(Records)
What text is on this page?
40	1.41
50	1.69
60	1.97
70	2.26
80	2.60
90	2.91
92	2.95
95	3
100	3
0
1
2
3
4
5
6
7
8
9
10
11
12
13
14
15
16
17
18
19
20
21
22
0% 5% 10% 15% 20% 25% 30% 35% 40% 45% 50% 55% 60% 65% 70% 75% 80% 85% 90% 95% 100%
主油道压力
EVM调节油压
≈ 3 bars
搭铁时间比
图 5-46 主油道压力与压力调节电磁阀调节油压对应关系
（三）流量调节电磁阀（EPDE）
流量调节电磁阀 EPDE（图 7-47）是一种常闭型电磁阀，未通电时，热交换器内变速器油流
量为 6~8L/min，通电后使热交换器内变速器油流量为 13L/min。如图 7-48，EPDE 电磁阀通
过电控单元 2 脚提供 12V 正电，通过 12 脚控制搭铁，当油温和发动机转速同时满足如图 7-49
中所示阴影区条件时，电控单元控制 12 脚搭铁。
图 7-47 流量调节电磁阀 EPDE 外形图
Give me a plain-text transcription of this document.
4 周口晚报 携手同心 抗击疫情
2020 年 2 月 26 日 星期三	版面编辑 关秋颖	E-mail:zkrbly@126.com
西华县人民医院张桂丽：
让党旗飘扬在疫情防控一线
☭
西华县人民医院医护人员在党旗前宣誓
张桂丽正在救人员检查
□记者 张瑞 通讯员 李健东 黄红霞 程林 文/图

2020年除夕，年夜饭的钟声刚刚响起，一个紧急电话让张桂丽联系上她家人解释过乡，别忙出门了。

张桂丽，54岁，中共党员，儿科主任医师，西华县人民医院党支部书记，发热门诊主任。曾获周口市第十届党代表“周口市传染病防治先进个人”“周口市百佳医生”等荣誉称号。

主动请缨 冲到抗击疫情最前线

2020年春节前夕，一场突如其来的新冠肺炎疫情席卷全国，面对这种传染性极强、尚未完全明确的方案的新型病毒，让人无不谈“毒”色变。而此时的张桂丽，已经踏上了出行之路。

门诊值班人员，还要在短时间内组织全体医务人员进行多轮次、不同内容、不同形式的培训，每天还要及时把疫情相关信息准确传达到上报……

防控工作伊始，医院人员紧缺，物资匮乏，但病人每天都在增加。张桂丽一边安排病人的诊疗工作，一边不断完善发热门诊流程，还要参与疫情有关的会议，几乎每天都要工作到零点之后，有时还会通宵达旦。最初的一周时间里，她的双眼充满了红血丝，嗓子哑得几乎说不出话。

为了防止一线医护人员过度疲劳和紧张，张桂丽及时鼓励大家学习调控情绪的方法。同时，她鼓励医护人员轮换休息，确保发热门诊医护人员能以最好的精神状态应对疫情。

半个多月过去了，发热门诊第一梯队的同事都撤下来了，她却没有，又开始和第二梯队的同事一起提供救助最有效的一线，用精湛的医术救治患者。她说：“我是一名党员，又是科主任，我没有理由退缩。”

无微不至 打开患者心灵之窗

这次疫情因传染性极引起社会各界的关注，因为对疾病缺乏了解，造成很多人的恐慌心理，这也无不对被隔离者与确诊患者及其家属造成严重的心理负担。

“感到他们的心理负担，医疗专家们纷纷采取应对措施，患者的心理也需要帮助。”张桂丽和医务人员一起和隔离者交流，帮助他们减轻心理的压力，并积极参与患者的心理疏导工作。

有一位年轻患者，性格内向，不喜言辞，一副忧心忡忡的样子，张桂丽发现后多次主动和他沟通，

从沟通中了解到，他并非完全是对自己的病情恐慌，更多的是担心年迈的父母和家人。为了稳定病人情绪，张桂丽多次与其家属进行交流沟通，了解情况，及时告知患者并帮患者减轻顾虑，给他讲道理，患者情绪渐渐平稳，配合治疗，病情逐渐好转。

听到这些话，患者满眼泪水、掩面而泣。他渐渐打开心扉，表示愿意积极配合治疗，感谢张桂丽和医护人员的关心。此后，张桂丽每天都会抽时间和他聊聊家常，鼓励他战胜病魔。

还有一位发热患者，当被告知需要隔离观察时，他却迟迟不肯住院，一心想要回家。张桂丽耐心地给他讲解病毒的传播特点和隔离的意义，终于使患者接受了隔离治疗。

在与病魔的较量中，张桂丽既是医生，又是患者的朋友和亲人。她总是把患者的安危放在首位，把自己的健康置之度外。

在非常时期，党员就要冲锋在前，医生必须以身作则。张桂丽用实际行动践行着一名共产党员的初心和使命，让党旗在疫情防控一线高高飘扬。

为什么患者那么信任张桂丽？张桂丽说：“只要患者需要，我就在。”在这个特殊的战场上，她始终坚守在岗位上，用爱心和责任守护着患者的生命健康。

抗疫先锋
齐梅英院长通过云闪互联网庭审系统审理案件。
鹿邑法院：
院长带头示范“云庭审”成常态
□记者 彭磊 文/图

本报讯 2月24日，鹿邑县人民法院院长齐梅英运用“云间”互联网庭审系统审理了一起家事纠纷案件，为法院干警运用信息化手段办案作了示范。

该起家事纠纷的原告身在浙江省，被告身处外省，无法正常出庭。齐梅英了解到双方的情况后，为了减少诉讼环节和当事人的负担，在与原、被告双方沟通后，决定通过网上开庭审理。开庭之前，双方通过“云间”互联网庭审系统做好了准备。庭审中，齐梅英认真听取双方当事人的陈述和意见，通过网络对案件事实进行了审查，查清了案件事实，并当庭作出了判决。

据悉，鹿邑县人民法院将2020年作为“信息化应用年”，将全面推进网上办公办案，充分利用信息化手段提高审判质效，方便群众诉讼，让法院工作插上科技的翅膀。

→ Request: Would you copy out each line exactly as written?

→ Response to this task:
What text is on this page?
40	1.41
50	1.69
60	1.97
70	2.26
80	2.60
90	2.91
92	2.95
95	3
100	3
0
1
2
3
4
5
6
7
8
9
10
11
12
13
14
15
16
17
18
19
20
21
22
0% 5% 10% 15% 20% 25% 30% 35% 40% 45% 50% 55% 60% 65% 70% 75% 80% 85% 90% 95% 100%
主油道压力
EVM调节油压
≈ 3 bars
搭铁时间比
图 5-46 主油道压力与压力调节电磁阀调节油压对应关系
（三）流量调节电磁阀（EPDE）
流量调节电磁阀 EPDE（图 7-47）是一种常闭型电磁阀，未通电时，热交换器内变速器油流
量为 6~8L/min，通电后使热交换器内变速器油流量为 13L/min。如图 7-48，EPDE 电磁阀通
过电控单元 2 脚提供 12V 正电，通过 12 脚控制搭铁，当油温和发动机转速同时满足如图 7-49
中所示阴影区条件时，电控单元控制 12 脚搭铁。
图 7-47 流量调节电磁阀 EPDE 外形图
Give me a plain-text transcription of this document.
4 周口晚报 携手同心 抗击疫情
2020 年 2 月 26 日 星期三	版面编辑 关秋颖	E-mail:zkrbly@126.com
西华县人民医院张桂丽：
让党旗飘扬在疫情防控一线
☭
西华县人民医院医护人员在党旗前宣誓
张桂丽正在救人员检查
□记者 张瑞 通讯员 李健东 黄红霞 程林 文/图

2020年除夕，年夜饭的钟声刚刚响起，一个紧急电话让张桂丽联系上她家人解释过乡，别忙出门了。

张桂丽，54岁，中共党员，儿科主任医师，西华县人民医院党支部书记，发热门诊主任。曾获周口市第十届党代表“周口市传染病防治先进个人”“周口市百佳医生”等荣誉称号。

主动请缨 冲到抗击疫情最前线

2020年春节前夕，一场突如其来的新冠肺炎疫情席卷全国，面对这种传染性极强、尚未完全明确的方案的新型病毒，让人无不谈“毒”色变。而此时的张桂丽，已经踏上了出行之路。

门诊值班人员，还要在短时间内组织全体医务人员进行多轮次、不同内容、不同形式的培训，每天还要及时把疫情相关信息准确传达到上报……

防控工作伊始，医院人员紧缺，物资匮乏，但病人每天都在增加。张桂丽一边安排病人的诊疗工作，一边不断完善发热门诊流程，还要参与疫情有关的会议，几乎每天都要工作到零点之后，有时还会通宵达旦。最初的一周时间里，她的双眼充满了红血丝，嗓子哑得几乎说不出话。

为了防止一线医护人员过度疲劳和紧张，张桂丽及时鼓励大家学习调控情绪的方法。同时，她鼓励医护人员轮换休息，确保发热门诊医护人员能以最好的精神状态应对疫情。

半个多月过去了，发热门诊第一梯队的同事都撤下来了，她却没有，又开始和第二梯队的同事一起提供救助最有效的一线，用精湛的医术救治患者。她说：“我是一名党员，又是科主任，我没有理由退缩。”

无微不至 打开患者心灵之窗

这次疫情因传染性极引起社会各界的关注，因为对疾病缺乏了解，造成很多人的恐慌心理，这也无不对被隔离者与确诊患者及其家属造成严重的心理负担。

“感到他们的心理负担，医疗专家们纷纷采取应对措施，患者的心理也需要帮助。”张桂丽和医务人员一起和隔离者交流，帮助他们减轻心理的压力，并积极参与患者的心理疏导工作。

有一位年轻患者，性格内向，不喜言辞，一副忧心忡忡的样子，张桂丽发现后多次主动和他沟通，

从沟通中了解到，他并非完全是对自己的病情恐慌，更多的是担心年迈的父母和家人。为了稳定病人情绪，张桂丽多次与其家属进行交流沟通，了解情况，及时告知患者并帮患者减轻顾虑，给他讲道理，患者情绪渐渐平稳，配合治疗，病情逐渐好转。

听到这些话，患者满眼泪水、掩面而泣。他渐渐打开心扉，表示愿意积极配合治疗，感谢张桂丽和医护人员的关心。此后，张桂丽每天都会抽时间和他聊聊家常，鼓励他战胜病魔。

还有一位发热患者，当被告知需要隔离观察时，他却迟迟不肯住院，一心想要回家。张桂丽耐心地给他讲解病毒的传播特点和隔离的意义，终于使患者接受了隔离治疗。

在与病魔的较量中，张桂丽既是医生，又是患者的朋友和亲人。她总是把患者的安危放在首位，把自己的健康置之度外。

在非常时期，党员就要冲锋在前，医生必须以身作则。张桂丽用实际行动践行着一名共产党员的初心和使命，让党旗在疫情防控一线高高飘扬。

为什么患者那么信任张桂丽？张桂丽说：“只要患者需要，我就在。”在这个特殊的战场上，她始终坚守在岗位上，用爱心和责任守护着患者的生命健康。

抗疫先锋
齐梅英院长通过云闪互联网庭审系统审理案件。
鹿邑法院：
院长带头示范“云庭审”成常态
□记者 彭磊 文/图

本报讯 2月24日，鹿邑县人民法院院长齐梅英运用“云间”互联网庭审系统审理了一起家事纠纷案件，为法院干警运用信息化手段办案作了示范。

该起家事纠纷的原告身在浙江省，被告身处外省，无法正常出庭。齐梅英了解到双方的情况后，为了减少诉讼环节和当事人的负担，在与原、被告双方沟通后，决定通过网上开庭审理。开庭之前，双方通过“云间”互联网庭审系统做好了准备。庭审中，齐梅英认真听取双方当事人的陈述和意见，通过网络对案件事实进行了审查，查清了案件事实，并当庭作出了判决。

据悉，鹿邑县人民法院将2020年作为“信息化应用年”，将全面推进网上办公办案，充分利用信息化手段提高审判质效，方便群众诉讼，让法院工作插上科技的翅膀。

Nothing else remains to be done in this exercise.